AIM
Below are the records; collect from them each line containing the string "Giugliano".

(Recorded data)
+ + + +
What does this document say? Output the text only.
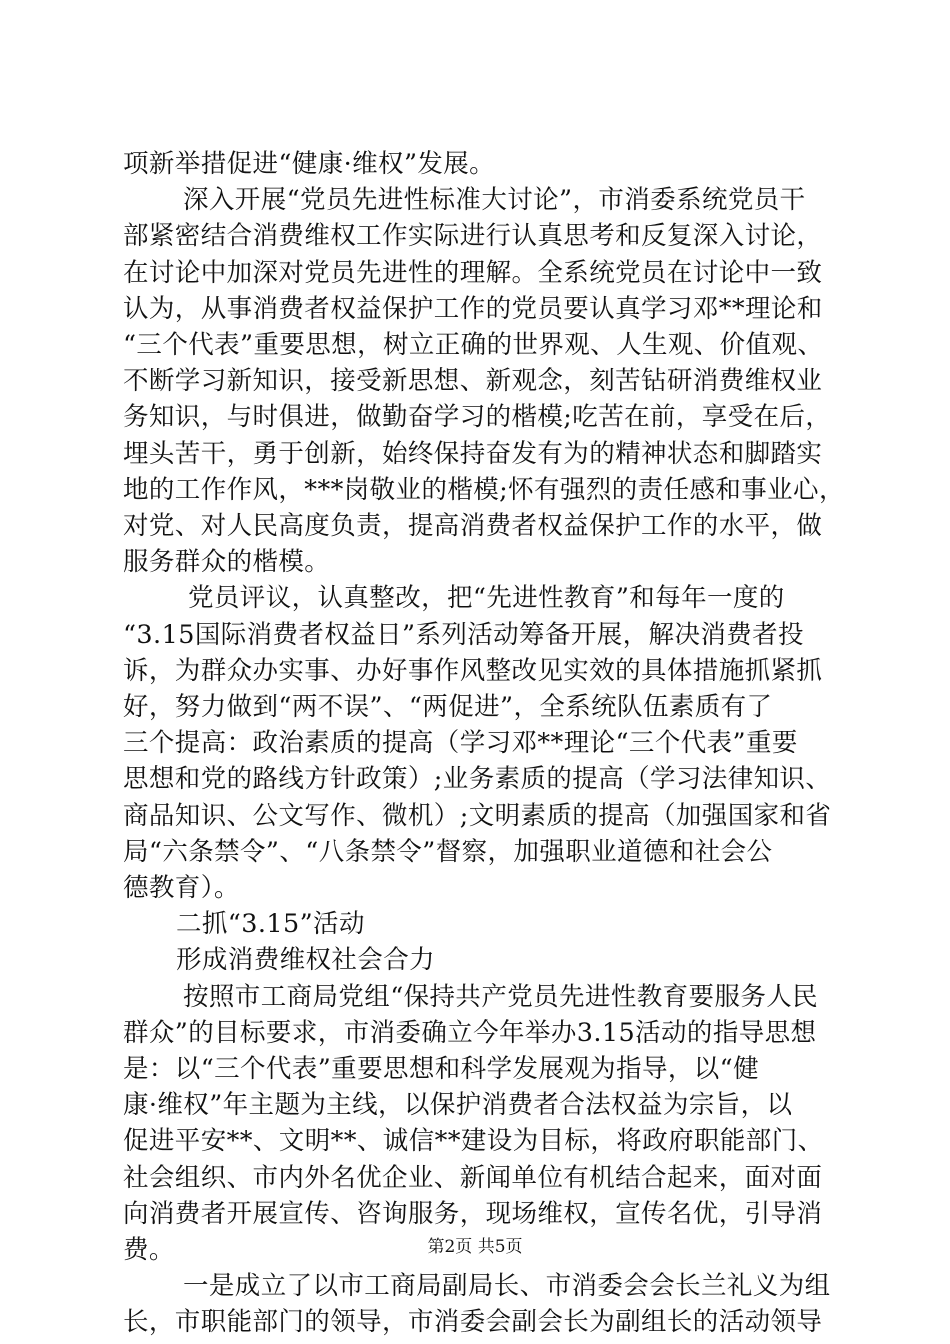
项新举措促进“健康·维权”发展。
深入开展“党员先进性标准大讨论”，市消委系统党员干
部紧密结合消费维权工作实际进行认真思考和反复深入讨论，
在讨论中加深对党员先进性的理解。全系统党员在讨论中一致
认为，从事消费者权益保护工作的党员要认真学习邓**理论和
“三个代表”重要思想，树立正确的世界观、人生观、价值观、
不断学习新知识，接受新思想、新观念，刻苦钻研消费维权业
务知识，与时俱进，做勤奋学习的楷模;吃苦在前，享受在后，
埋头苦干，勇于创新，始终保持奋发有为的精神状态和脚踏实
地的工作作风，***岗敬业的楷模;怀有强烈的责任感和事业心，
对党、对人民高度负责，提高消费者权益保护工作的水平，做
服务群众的楷模。
党员评议，认真整改，把“先进性教育”和每年一度的
“3.15国际消费者权益日”系列活动筹备开展，解决消费者投
诉，为群众办实事、办好事作风整改见实效的具体措施抓紧抓
好，努力做到“两不误”、“两促进”，全系统队伍素质有了
三个提高：政治素质的提高（学习邓**理论“三个代表”重要
思想和党的路线方针政策）;业务素质的提高（学习法律知识、
商品知识、公文写作、微机）;文明素质的提高（加强国家和省
局“六条禁令”、“八条禁令”督察，加强职业道德和社会公
德教育）。
二抓“3.15”活动
形成消费维权社会合力
按照市工商局党组“保持共产党员先进性教育要服务人民
群众”的目标要求，市消委确立今年举办3.15活动的指导思想
是：以“三个代表”重要思想和科学发展观为指导，以“健
康·维权”年主题为主线，以保护消费者合法权益为宗旨，以
促进平安**、文明**、诚信**建设为目标，将政府职能部门、
社会组织、市内外名优企业、新闻单位有机结合起来，面对面
向消费者开展宣传、咨询服务，现场维权，宣传名优，引导消
费。
一是成立了以市工商局副局长、市消委会会长兰礼义为组
长，市职能部门的领导，市消委会副会长为副组长的活动领导
第2页 共5页
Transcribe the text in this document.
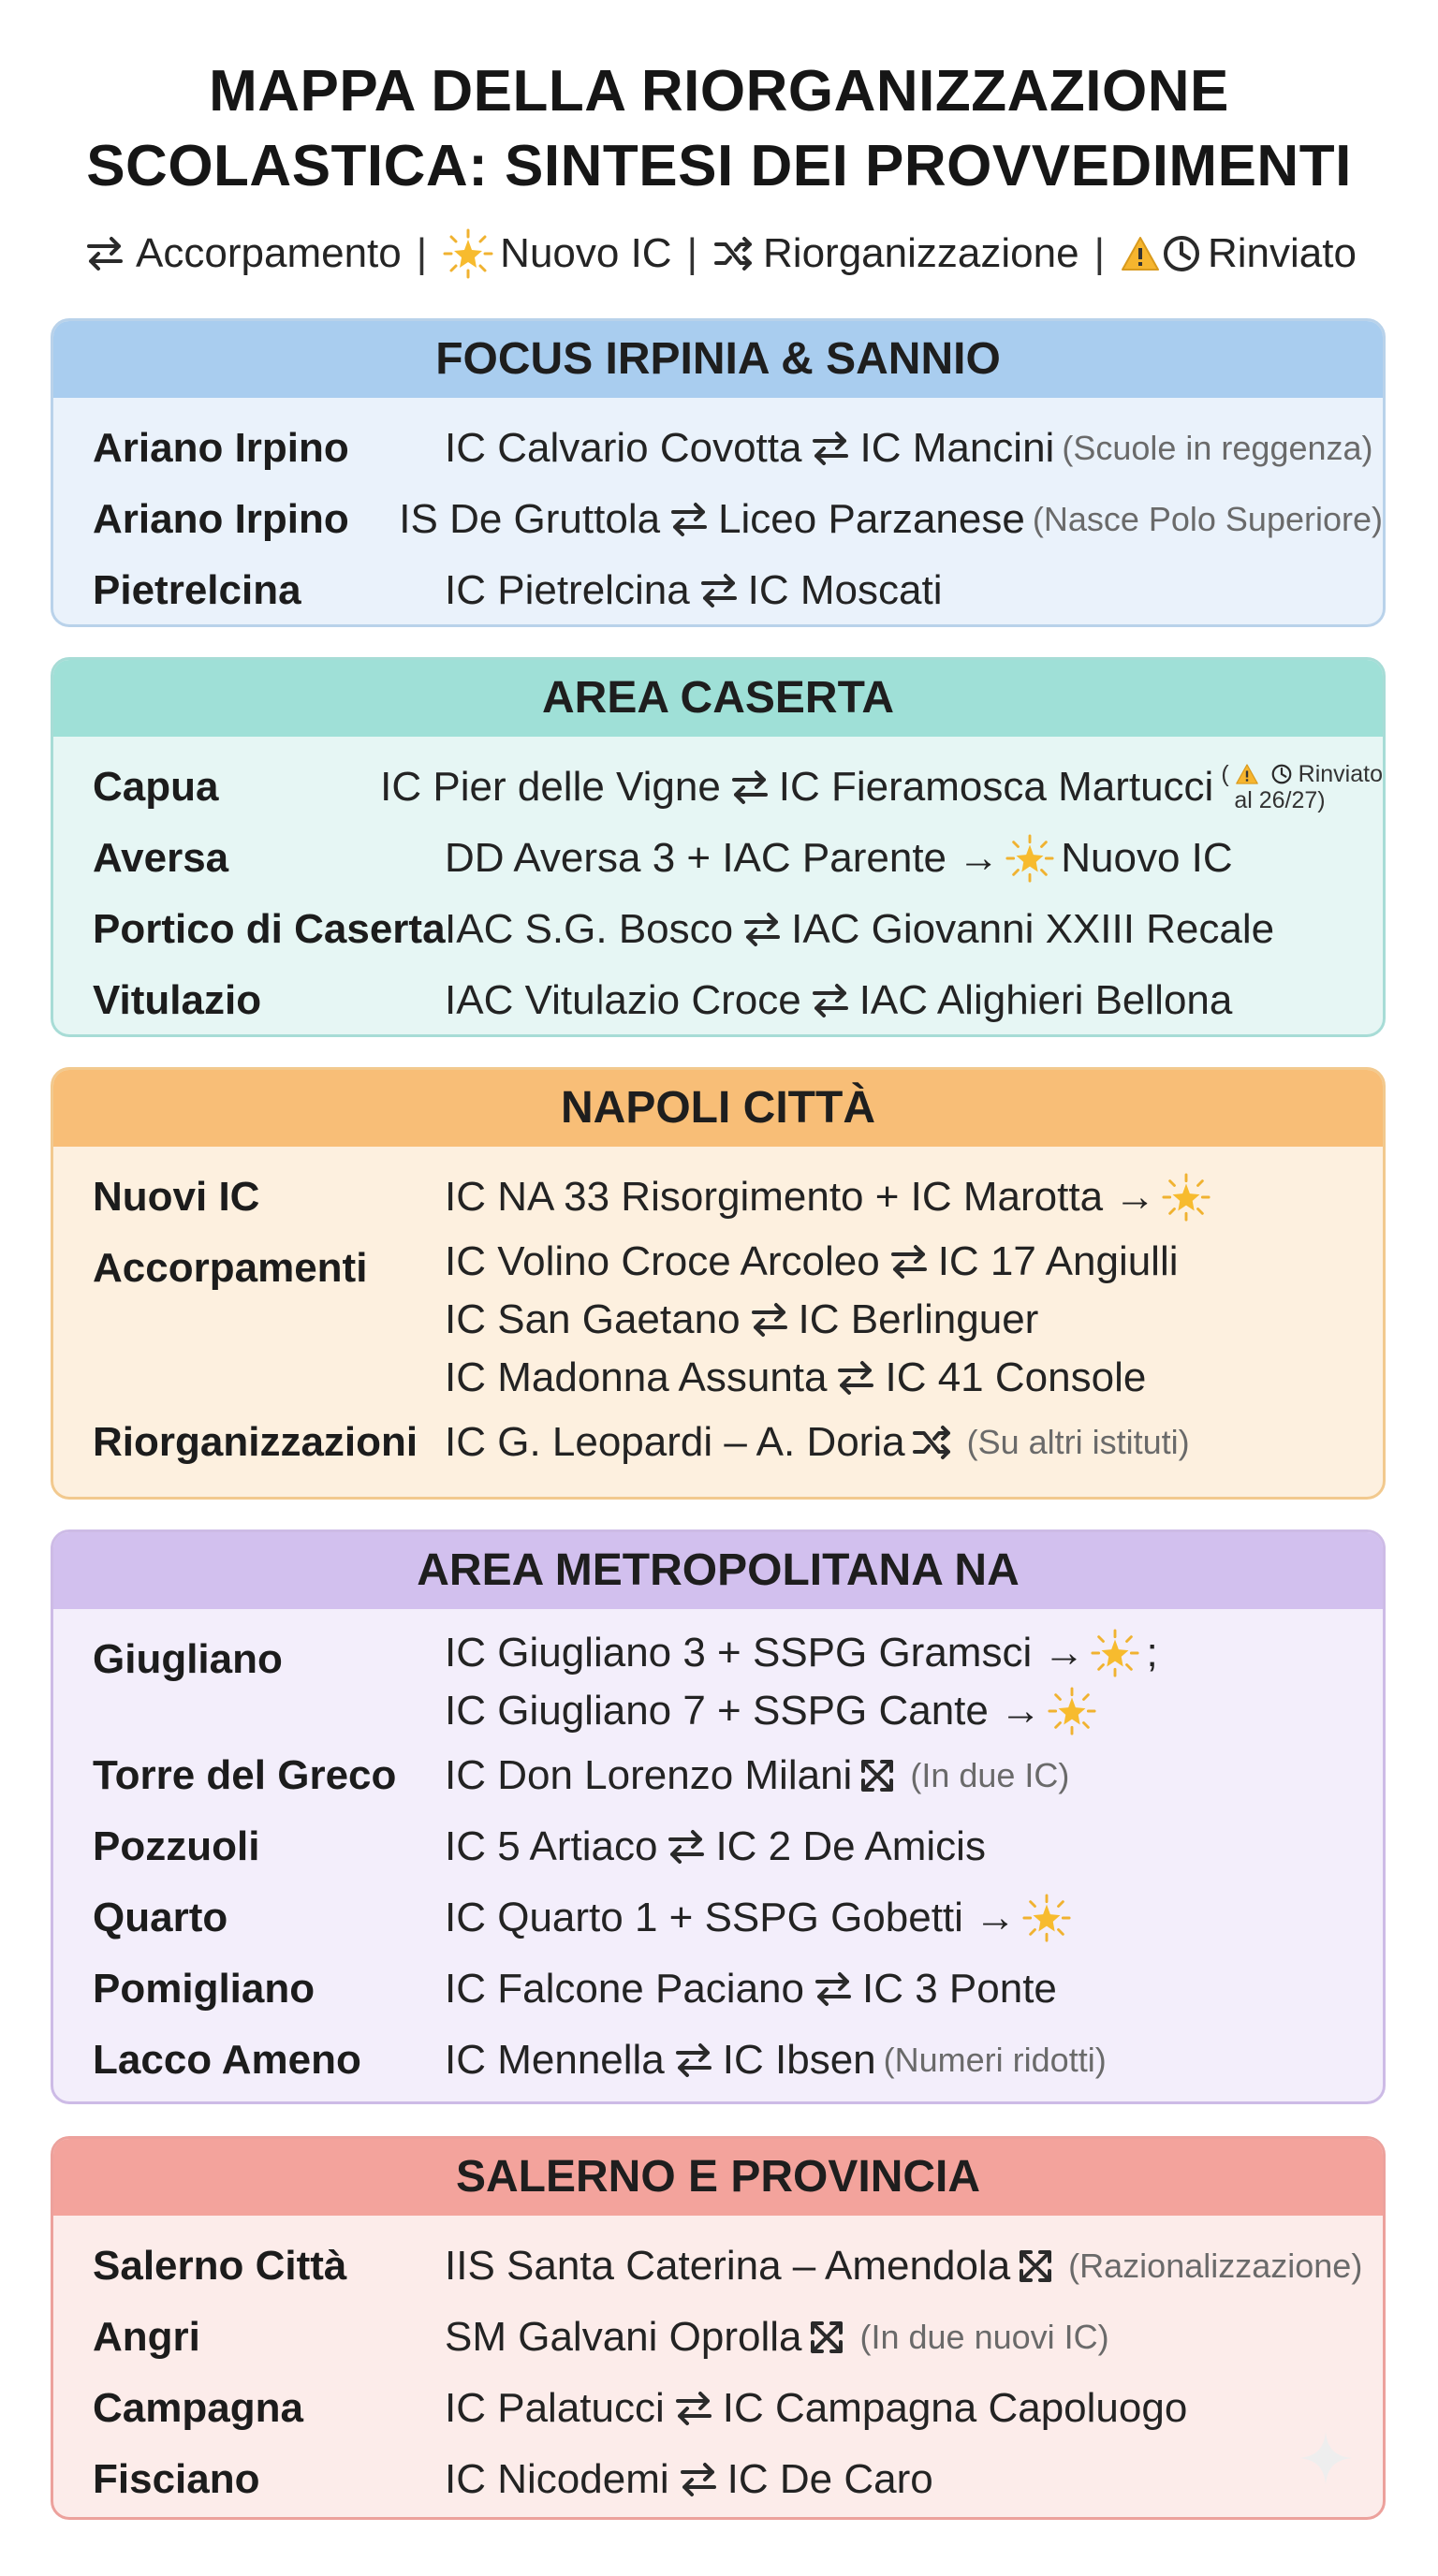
MAPPA DELLA RIORGANIZZAZIONE
SCOLASTICA: SINTESI DEI PROVVEDIMENTI
Accorpamento | Nuovo IC | Riorganizzazione |	Rinviato
FOCUS IRPINIA & SANNIO
Ariano Irpino	IC Calvario Covotta IC Mancini (Scuole in reggenza)
Ariano Irpino	IS De Gruttola Liceo Parzanese (Nasce Polo Superiore)
Pietrelcina	IC Pietrelcina IC Moscati
AREA CASERTA
Capua	IC Pier delle Vigne IC Fieramosca Martucci (	Rinviato
al 26/27)
Aversa	DD Aversa 3 + IAC Parente → Nuovo IC
Portico di Caserta IAC S.G. Bosco IAC Giovanni XXIII Recale
Vitulazio	IAC Vitulazio Croce IAC Alighieri Bellona
NAPOLI CITTÀ
Nuovi IC	IC NA 33 Risorgimento + IC Marotta →
Accorpamenti	IC Volino Croce Arcoleo IC 17 Angiulli
IC San Gaetano IC Berlinguer
IC Madonna Assunta IC 41 Console
Riorganizzazioni IC G. Leopardi – A. Doria (Su altri istituti)
AREA METROPOLITANA NA
Giugliano	IC Giugliano 3 + SSPG Gramsci → ;
IC Giugliano 7 + SSPG Cante →
Torre del Greco	IC Don Lorenzo Milani (In due IC)
Pozzuoli	IC 5 Artiaco IC 2 De Amicis
Quarto	IC Quarto 1 + SSPG Gobetti →
Pomigliano	IC Falcone Paciano IC 3 Ponte
Lacco Ameno	IC Mennella IC Ibsen (Numeri ridotti)
SALERNO E PROVINCIA
Salerno Città	IIS Santa Caterina – Amendola (Razionalizzazione)
Angri	SM Galvani Oprolla (In due nuovi IC)
Campagna	IC Palatucci IC Campagna Capoluogo
Fisciano	IC Nicodemi IC De Caro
+ + + +
CORRECT ANSWER
Giugliano	IC Giugliano 3 + SSPG Gramsci → ;
IC Giugliano 7 + SSPG Cante →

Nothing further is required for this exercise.